In the listing below, find every line with the string "Matar" and pull it out.

_____

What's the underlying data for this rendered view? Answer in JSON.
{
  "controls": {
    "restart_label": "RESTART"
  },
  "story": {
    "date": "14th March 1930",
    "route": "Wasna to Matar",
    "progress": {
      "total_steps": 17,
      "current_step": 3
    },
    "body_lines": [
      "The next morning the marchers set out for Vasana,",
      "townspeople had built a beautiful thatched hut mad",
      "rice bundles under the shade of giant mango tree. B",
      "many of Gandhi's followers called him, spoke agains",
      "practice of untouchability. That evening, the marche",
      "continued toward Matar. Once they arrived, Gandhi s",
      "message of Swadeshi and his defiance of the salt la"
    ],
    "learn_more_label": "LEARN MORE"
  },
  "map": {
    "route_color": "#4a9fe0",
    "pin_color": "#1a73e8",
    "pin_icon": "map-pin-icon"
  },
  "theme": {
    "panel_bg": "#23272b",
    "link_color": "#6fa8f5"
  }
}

_____

■ THE OUTPUT
    "route": "Wasna to Matar",
      "continued toward Matar. Once they arrived, Gandhi s",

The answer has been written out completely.